[Written task] Retype each line of the material exactly, please, skipping any picture in it.

(Saved data entries)
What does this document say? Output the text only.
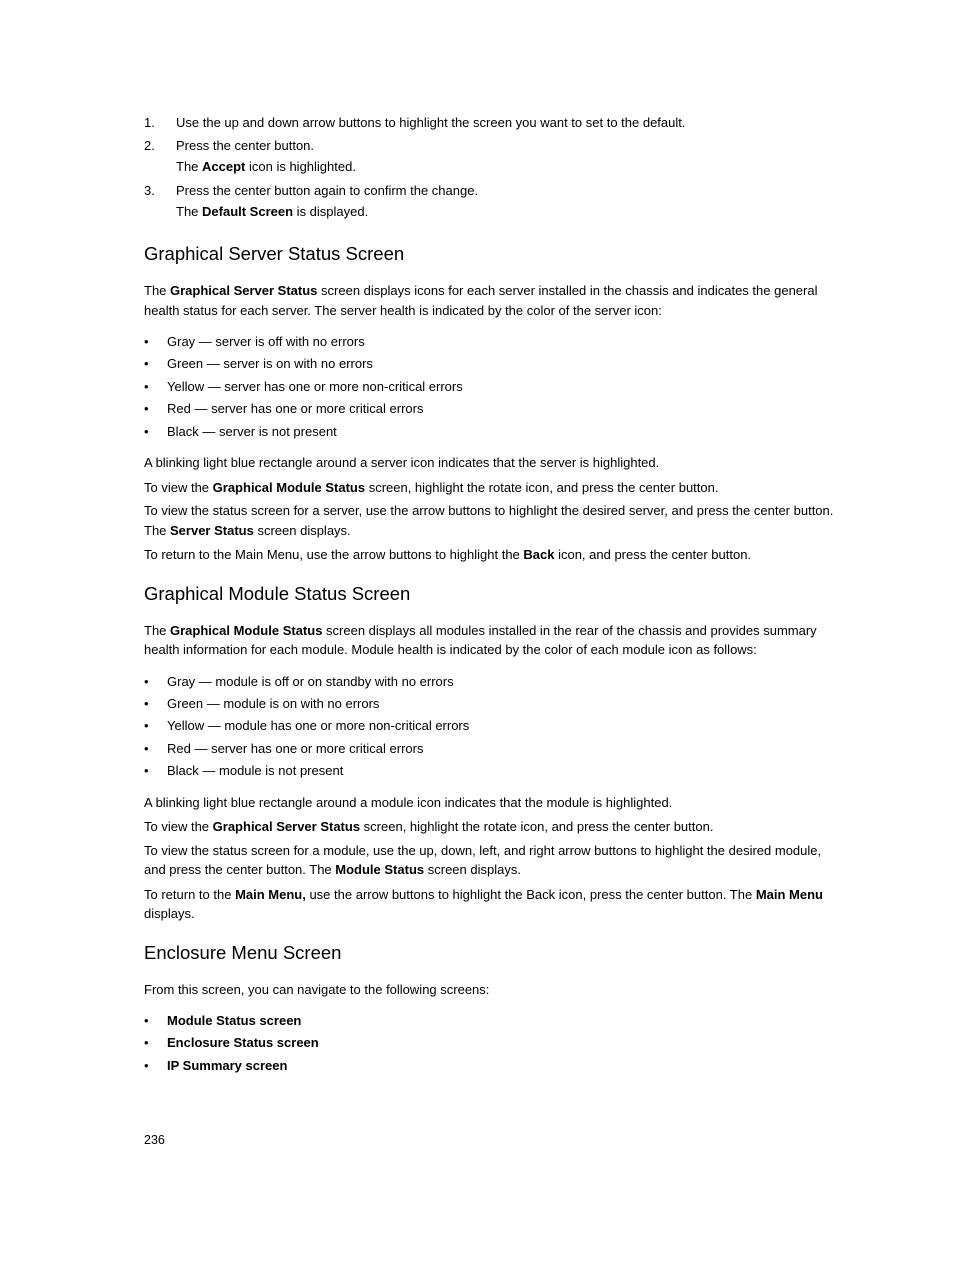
1. Use the up and down arrow buttons to highlight the screen you want to set to the default.
2. Press the center button.
The Accept icon is highlighted.
3. Press the center button again to confirm the change.
The Default Screen is displayed.
Graphical Server Status Screen

The Graphical Server Status screen displays icons for each server installed in the chassis and indicates the general health status for each server. The server health is indicated by the color of the server icon:

• Gray — server is off with no errors
• Green — server is on with no errors
• Yellow — server has one or more non-critical errors
• Red — server has one or more critical errors
• Black — server is not present

A blinking light blue rectangle around a server icon indicates that the server is highlighted.

To view the Graphical Module Status screen, highlight the rotate icon, and press the center button.

To view the status screen for a server, use the arrow buttons to highlight the desired server, and press the center button. The Server Status screen displays.

To return to the Main Menu, use the arrow buttons to highlight the Back icon, and press the center button.

Graphical Module Status Screen

The Graphical Module Status screen displays all modules installed in the rear of the chassis and provides summary health information for each module. Module health is indicated by the color of each module icon as follows:

• Gray — module is off or on standby with no errors
• Green — module is on with no errors
• Yellow — module has one or more non-critical errors
• Red — server has one or more critical errors
• Black — module is not present

A blinking light blue rectangle around a module icon indicates that the module is highlighted.

To view the Graphical Server Status screen, highlight the rotate icon, and press the center button.

To view the status screen for a module, use the up, down, left, and right arrow buttons to highlight the desired module, and press the center button. The Module Status screen displays.

To return to the Main Menu, use the arrow buttons to highlight the Back icon, press the center button. The Main Menu displays.

Enclosure Menu Screen

From this screen, you can navigate to the following screens:

• Module Status screen
• Enclosure Status screen
• IP Summary screen
236
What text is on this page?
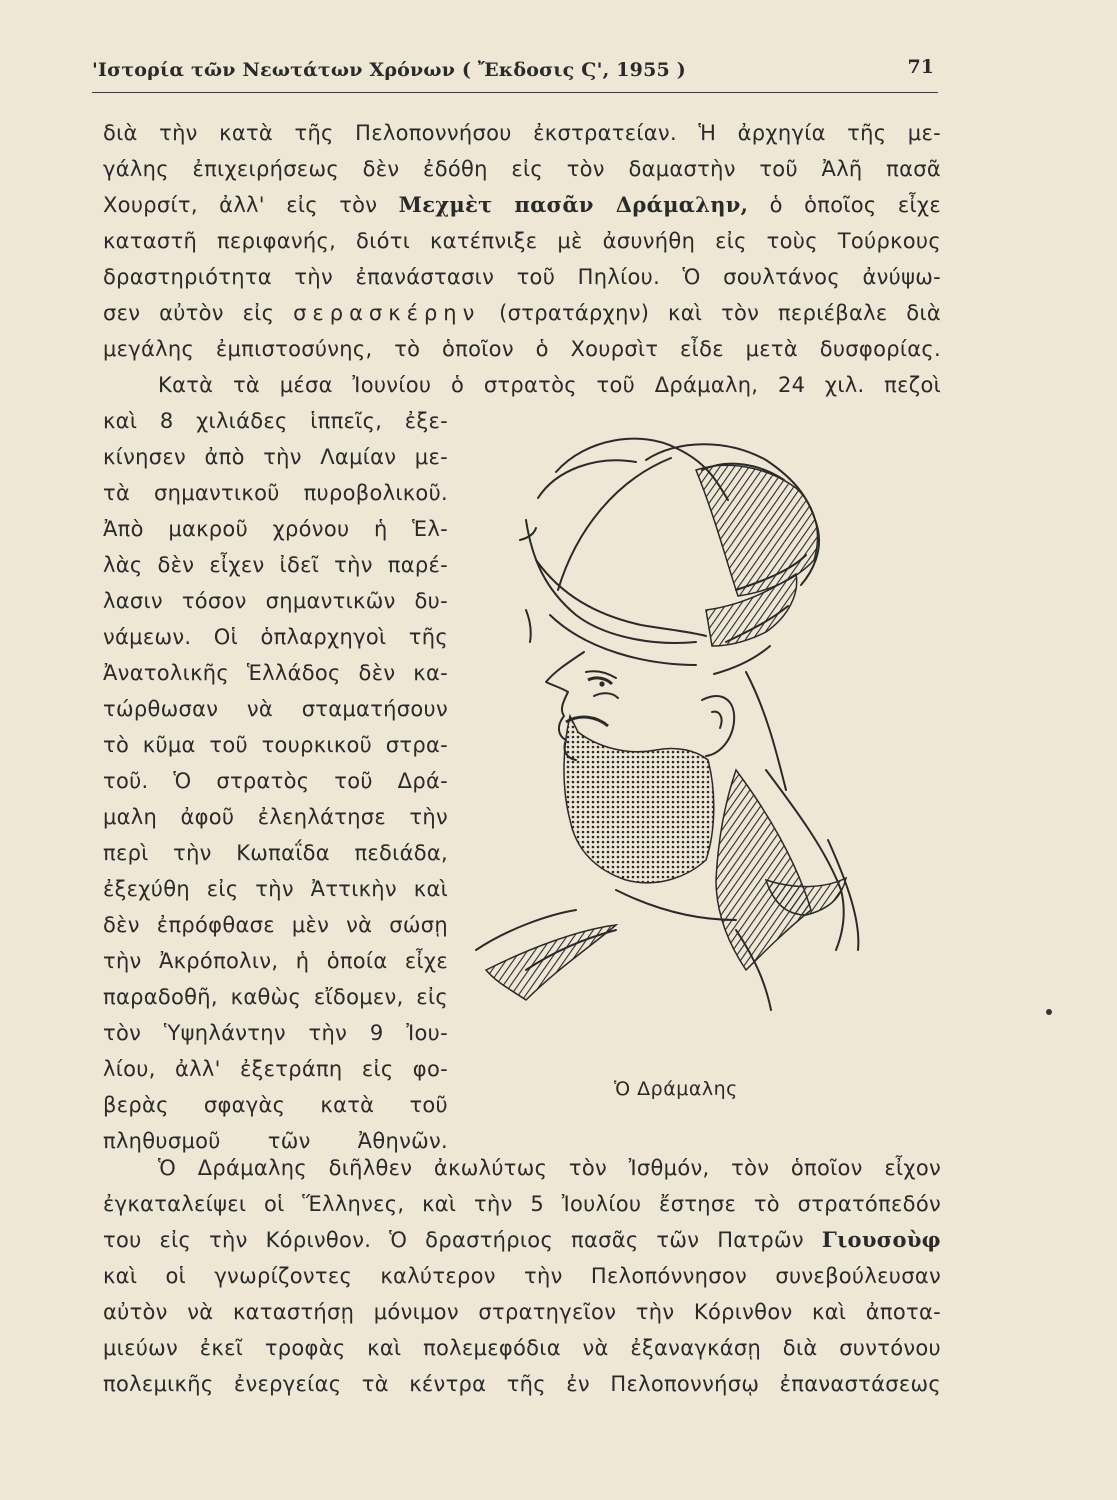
'Ιστορία τῶν Νεωτάτων Χρόνων ( Ἔκδοσις Ϛ', 1955 )	71
διὰ τὴν κατὰ τῆς Πελοποννήσου ἐκστρατείαν. Ἡ ἀρχηγία τῆς με-
γάλης ἐπιχειρήσεως δὲν ἐδόθη εἰς τὸν δαμαστὴν τοῦ Ἀλῆ πασᾶ
Χουρσίτ, ἀλλ' εἰς τὸν Μεχμὲτ πασᾶν Δράμαλην, ὁ ὁποῖος εἶχε
καταστῆ περιφανής, διότι κατέπνιξε μὲ ἀσυνήθη εἰς τοὺς Τούρκους
δραστηριότητα τὴν ἐπανάστασιν τοῦ Πηλίου. Ὁ σουλτάνος ἀνύψω-
σεν αὐτὸν εἰς σερασκέρην (στρατάρχην) καὶ τὸν περιέβαλε διὰ
μεγάλης ἐμπιστοσύνης, τὸ ὁποῖον ὁ Χουρσὶτ εἶδε μετὰ δυσφορίας.
Κατὰ τὰ μέσα Ἰουνίου ὁ στρατὸς τοῦ Δράμαλη, 24 χιλ. πεζοὶ
καὶ 8 χιλιάδες ἱππεῖς, ἐξε-
κίνησεν ἀπὸ τὴν Λαμίαν με-
τὰ σημαντικοῦ πυροβολικοῦ.
Ἀπὸ μακροῦ χρόνου ἡ Ἑλ-
λὰς δὲν εἶχεν ἰδεῖ τὴν παρέ-
λασιν τόσον σημαντικῶν δυ-
νάμεων. Οἱ ὁπλαρχηγοὶ τῆς
Ἀνατολικῆς Ἑλλάδος δὲν κα-
τώρθωσαν νὰ σταματήσουν
τὸ κῦμα τοῦ τουρκικοῦ στρα-
τοῦ. Ὁ στρατὸς τοῦ Δρά-
μαλη ἀφοῦ ἐλεηλάτησε τὴν
περὶ τὴν Κωπαΐδα πεδιάδα,
ἐξεχύθη εἰς τὴν Ἀττικὴν καὶ
δὲν ἐπρόφθασε μὲν νὰ σώσῃ
τὴν Ἀκρόπολιν, ἡ ὁποία εἶχε
παραδοθῆ, καθὼς εἴδομεν, εἰς
τὸν Ὑψηλάντην τὴν 9 Ἰου-
λίου, ἀλλ' ἐξετράπη εἰς φο-
βερὰς σφαγὰς κατὰ τοῦ
πληθυσμοῦ τῶν Ἀθηνῶν.
Ὁ Δράμαλης
Ὁ Δράμαλης διῆλθεν ἀκωλύτως τὸν Ἰσθμόν, τὸν ὁποῖον εἶχον
ἐγκαταλείψει οἱ Ἕλληνες, καὶ τὴν 5 Ἰουλίου ἔστησε τὸ στρατόπεδόν
του εἰς τὴν Κόρινθον. Ὁ δραστήριος πασᾶς τῶν Πατρῶν Γιουσοὺφ
καὶ οἱ γνωρίζοντες καλύτερον τὴν Πελοπόννησον συνεβούλευσαν
αὐτὸν νὰ καταστήσῃ μόνιμον στρατηγεῖον τὴν Κόρινθον καὶ ἀποτα-
μιεύων ἐκεῖ τροφὰς καὶ πολεμεφόδια νὰ ἐξαναγκάσῃ διὰ συντόνου
πολεμικῆς ἐνεργείας τὰ κέντρα τῆς ἐν Πελοποννήσῳ ἐπαναστάσεως
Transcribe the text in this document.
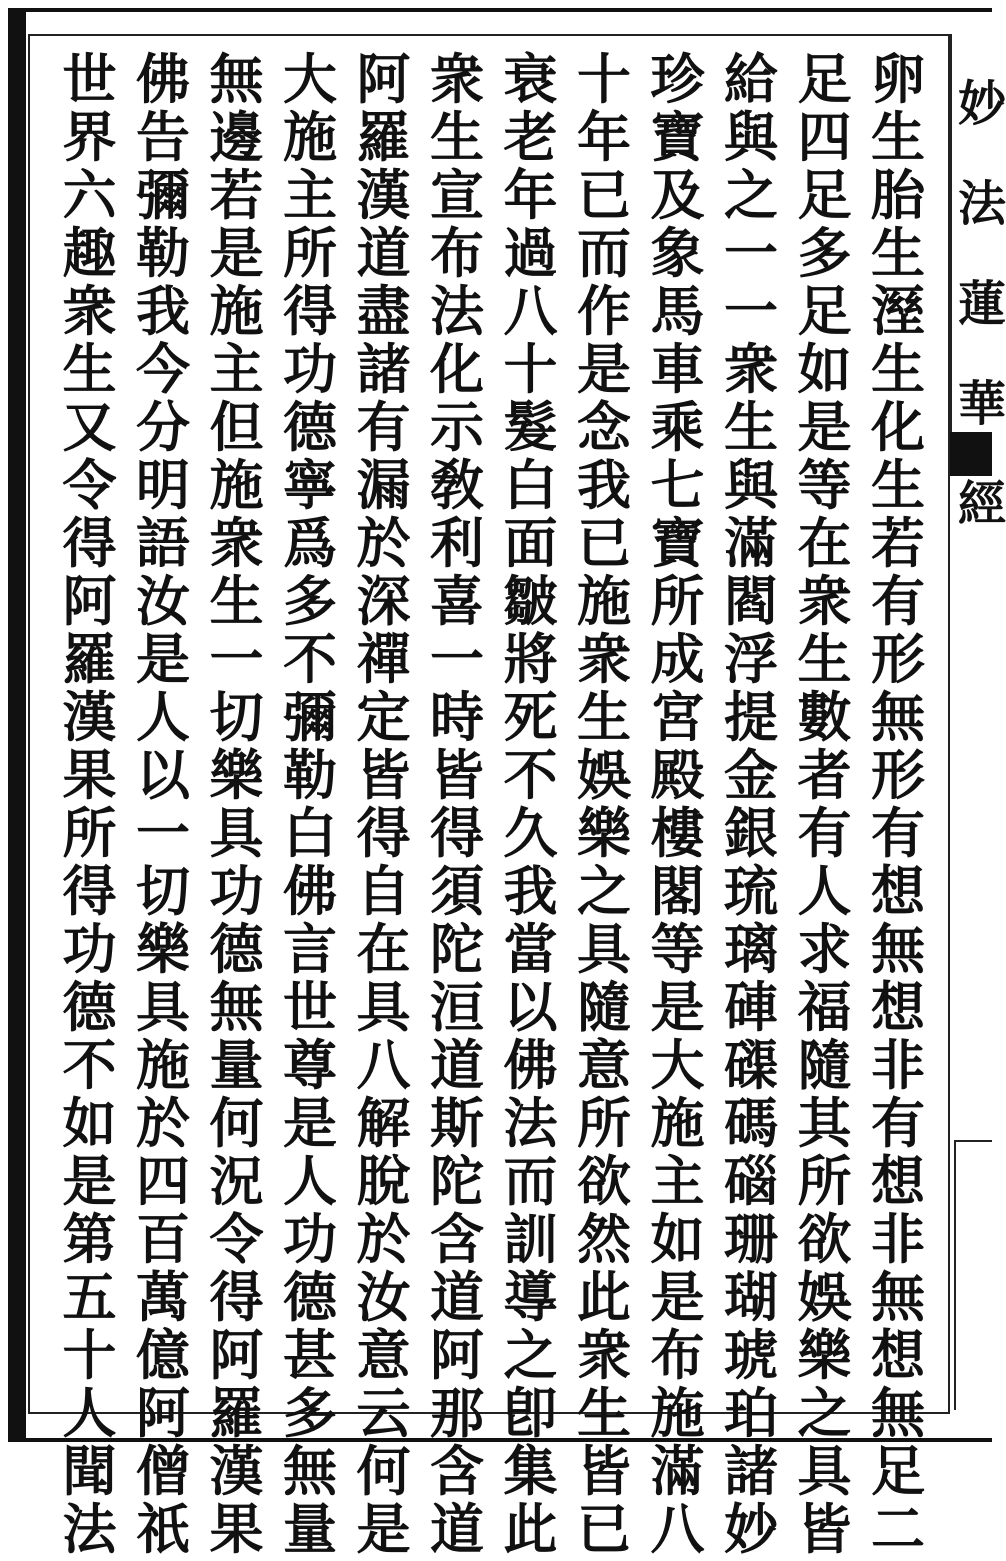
妙
法
蓮
華
經
卵
生
胎
生
溼
生
化
生
若
有
形
無
形
有
想
無
想
非
有
想
非
無
想
無
足
二
足
四
足
多
足
如
是
等
在
衆
生
數
者
有
人
求
福
隨
其
所
欲
娛
樂
之
具
皆
給
與
之
一
一
衆
生
與
滿
閻
浮
提
金
銀
琉
璃
硨
磲
碼
碯
珊
瑚
琥
珀
諸
妙
珍
寶
及
象
馬
車
乘
七
寶
所
成
宮
殿
樓
閣
等
是
大
施
主
如
是
布
施
滿
八
十
年
已
而
作
是
念
我
已
施
衆
生
娛
樂
之
具
隨
意
所
欲
然
此
衆
生
皆
已
衰
老
年
過
八
十
髮
白
面
皺
將
死
不
久
我
當
以
佛
法
而
訓
導
之
卽
集
此
衆
生
宣
布
法
化
示
敎
利
喜
一
時
皆
得
須
陀
洹
道
斯
陀
含
道
阿
那
含
道
阿
羅
漢
道
盡
諸
有
漏
於
深
禪
定
皆
得
自
在
具
八
解
脫
於
汝
意
云
何
是
大
施
主
所
得
功
德
寧
爲
多
不
彌
勒
白
佛
言
世
尊
是
人
功
德
甚
多
無
量
無
邊
若
是
施
主
但
施
衆
生
一
切
樂
具
功
德
無
量
何
況
令
得
阿
羅
漢
果
佛
告
彌
勒
我
今
分
明
語
汝
是
人
以
一
切
樂
具
施
於
四
百
萬
億
阿
僧
祇
世
界
六
趣
衆
生
又
令
得
阿
羅
漢
果
所
得
功
德
不
如
是
第
五
十
人
聞
法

[Written answer]
What does this document say? Output the text only.
1. Use the up and down arrow buttons to highlight the screen you want to set to the default.
2. Press the center button.
The Accept icon is highlighted.
3. Press the center button again to confirm the change.
The Default Screen is displayed.
Graphical Server Status Screen

The Graphical Server Status screen displays icons for each server installed in the chassis and indicates the general health status for each server. The server health is indicated by the color of the server icon:

• Gray — server is off with no errors
• Green — server is on with no errors
• Yellow — server has one or more non-critical errors
• Red — server has one or more critical errors
• Black — server is not present

A blinking light blue rectangle around a server icon indicates that the server is highlighted.

To view the Graphical Module Status screen, highlight the rotate icon, and press the center button.

To view the status screen for a server, use the arrow buttons to highlight the desired server, and press the center button. The Server Status screen displays.

To return to the Main Menu, use the arrow buttons to highlight the Back icon, and press the center button.

Graphical Module Status Screen

The Graphical Module Status screen displays all modules installed in the rear of the chassis and provides summary health information for each module. Module health is indicated by the color of each module icon as follows:

• Gray — module is off or on standby with no errors
• Green — module is on with no errors
• Yellow — module has one or more non-critical errors
• Red — server has one or more critical errors
• Black — module is not present

A blinking light blue rectangle around a module icon indicates that the module is highlighted.

To view the Graphical Server Status screen, highlight the rotate icon, and press the center button.

To view the status screen for a module, use the up, down, left, and right arrow buttons to highlight the desired module, and press the center button. The Module Status screen displays.

To return to the Main Menu, use the arrow buttons to highlight the Back icon, press the center button. The Main Menu displays.

Enclosure Menu Screen

From this screen, you can navigate to the following screens:

• Module Status screen
• Enclosure Status screen
• IP Summary screen
236
What text is on this page?
'Ιστορία τῶν Νεωτάτων Χρόνων ( Ἔκδοσις Ϛ', 1955 )	71
διὰ τὴν κατὰ τῆς Πελοποννήσου ἐκστρατείαν. Ἡ ἀρχηγία τῆς με-
γάλης ἐπιχειρήσεως δὲν ἐδόθη εἰς τὸν δαμαστὴν τοῦ Ἀλῆ πασᾶ
Χουρσίτ, ἀλλ' εἰς τὸν Μεχμὲτ πασᾶν Δράμαλην, ὁ ὁποῖος εἶχε
καταστῆ περιφανής, διότι κατέπνιξε μὲ ἀσυνήθη εἰς τοὺς Τούρκους
δραστηριότητα τὴν ἐπανάστασιν τοῦ Πηλίου. Ὁ σουλτάνος ἀνύψω-
σεν αὐτὸν εἰς σερασκέρην (στρατάρχην) καὶ τὸν περιέβαλε διὰ
μεγάλης ἐμπιστοσύνης, τὸ ὁποῖον ὁ Χουρσὶτ εἶδε μετὰ δυσφορίας.
Κατὰ τὰ μέσα Ἰουνίου ὁ στρατὸς τοῦ Δράμαλη, 24 χιλ. πεζοὶ
καὶ 8 χιλιάδες ἱππεῖς, ἐξε-
κίνησεν ἀπὸ τὴν Λαμίαν με-
τὰ σημαντικοῦ πυροβολικοῦ.
Ἀπὸ μακροῦ χρόνου ἡ Ἑλ-
λὰς δὲν εἶχεν ἰδεῖ τὴν παρέ-
λασιν τόσον σημαντικῶν δυ-
νάμεων. Οἱ ὁπλαρχηγοὶ τῆς
Ἀνατολικῆς Ἑλλάδος δὲν κα-
τώρθωσαν νὰ σταματήσουν
τὸ κῦμα τοῦ τουρκικοῦ στρα-
τοῦ. Ὁ στρατὸς τοῦ Δρά-
μαλη ἀφοῦ ἐλεηλάτησε τὴν
περὶ τὴν Κωπαΐδα πεδιάδα,
ἐξεχύθη εἰς τὴν Ἀττικὴν καὶ
δὲν ἐπρόφθασε μὲν νὰ σώσῃ
τὴν Ἀκρόπολιν, ἡ ὁποία εἶχε
παραδοθῆ, καθὼς εἴδομεν, εἰς
τὸν Ὑψηλάντην τὴν 9 Ἰου-
λίου, ἀλλ' ἐξετράπη εἰς φο-
βερὰς σφαγὰς κατὰ τοῦ
πληθυσμοῦ τῶν Ἀθηνῶν.
Ὁ Δράμαλης
Ὁ Δράμαλης διῆλθεν ἀκωλύτως τὸν Ἰσθμόν, τὸν ὁποῖον εἶχον
ἐγκαταλείψει οἱ Ἕλληνες, καὶ τὴν 5 Ἰουλίου ἔστησε τὸ στρατόπεδόν
του εἰς τὴν Κόρινθον. Ὁ δραστήριος πασᾶς τῶν Πατρῶν Γιουσοὺφ
καὶ οἱ γνωρίζοντες καλύτερον τὴν Πελοπόννησον συνεβούλευσαν
αὐτὸν νὰ καταστήσῃ μόνιμον στρατηγεῖον τὴν Κόρινθον καὶ ἀποτα-
μιεύων ἐκεῖ τροφὰς καὶ πολεμεφόδια νὰ ἐξαναγκάσῃ διὰ συντόνου
πολεμικῆς ἐνεργείας τὰ κέντρα τῆς ἐν Πελοποννήσῳ ἐπαναστάσεως
Transcribe the text in this document.
妙
法
蓮
華
經
卵
生
胎
生
溼
生
化
生
若
有
形
無
形
有
想
無
想
非
有
想
非
無
想
無
足
二
足
四
足
多
足
如
是
等
在
衆
生
數
者
有
人
求
福
隨
其
所
欲
娛
樂
之
具
皆
給
與
之
一
一
衆
生
與
滿
閻
浮
提
金
銀
琉
璃
硨
磲
碼
碯
珊
瑚
琥
珀
諸
妙
珍
寶
及
象
馬
車
乘
七
寶
所
成
宮
殿
樓
閣
等
是
大
施
主
如
是
布
施
滿
八
十
年
已
而
作
是
念
我
已
施
衆
生
娛
樂
之
具
隨
意
所
欲
然
此
衆
生
皆
已
衰
老
年
過
八
十
髮
白
面
皺
將
死
不
久
我
當
以
佛
法
而
訓
導
之
卽
集
此
衆
生
宣
布
法
化
示
敎
利
喜
一
時
皆
得
須
陀
洹
道
斯
陀
含
道
阿
那
含
道
阿
羅
漢
道
盡
諸
有
漏
於
深
禪
定
皆
得
自
在
具
八
解
脫
於
汝
意
云
何
是
大
施
主
所
得
功
德
寧
爲
多
不
彌
勒
白
佛
言
世
尊
是
人
功
德
甚
多
無
量
無
邊
若
是
施
主
但
施
衆
生
一
切
樂
具
功
德
無
量
何
況
令
得
阿
羅
漢
果
佛
告
彌
勒
我
今
分
明
語
汝
是
人
以
一
切
樂
具
施
於
四
百
萬
億
阿
僧
祇
世
界
六
趣
衆
生
又
令
得
阿
羅
漢
果
所
得
功
德
不
如
是
第
五
十
人
聞
法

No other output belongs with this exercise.